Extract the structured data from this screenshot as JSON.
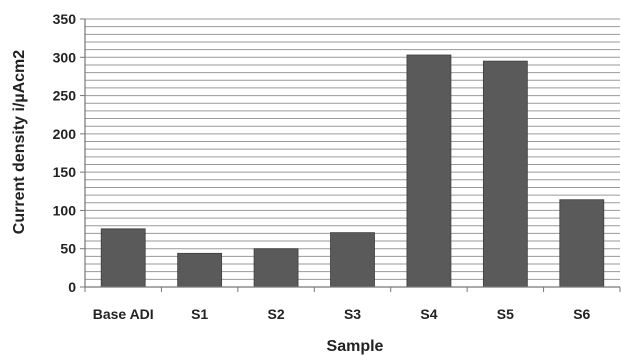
{
  "chart_data": {
    "type": "bar",
    "title": "",
    "xlabel": "Sample",
    "ylabel": "Current density i/µAcm2",
    "categories": [
      "Base ADI",
      "S1",
      "S2",
      "S3",
      "S4",
      "S5",
      "S6"
    ],
    "values": [
      76,
      44,
      50,
      71,
      303,
      295,
      114
    ],
    "ylim": [
      0,
      350
    ],
    "yticks": [
      0,
      50,
      100,
      150,
      200,
      250,
      300,
      350
    ],
    "grid": true,
    "legend": "none",
    "colors": {
      "bar": "#5a5a5a",
      "grid": "#9a9a9a",
      "axis": "#777777",
      "text": "#222222"
    }
  }
}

- - - - - - -

Write out the material above once more, exactly as it reads, with no pictures.

Extract the structured data from this screenshot as JSON.
{
  "chart_data": {
    "type": "bar",
    "title": "",
    "xlabel": "Sample",
    "ylabel": "Current density i/µAcm2",
    "categories": [
      "Base ADI",
      "S1",
      "S2",
      "S3",
      "S4",
      "S5",
      "S6"
    ],
    "values": [
      76,
      44,
      50,
      71,
      303,
      295,
      114
    ],
    "ylim": [
      0,
      350
    ],
    "yticks": [
      0,
      50,
      100,
      150,
      200,
      250,
      300,
      350
    ],
    "grid": true,
    "legend": "none",
    "colors": {
      "bar": "#5a5a5a",
      "grid": "#9a9a9a",
      "axis": "#777777",
      "text": "#222222"
    }
  }
}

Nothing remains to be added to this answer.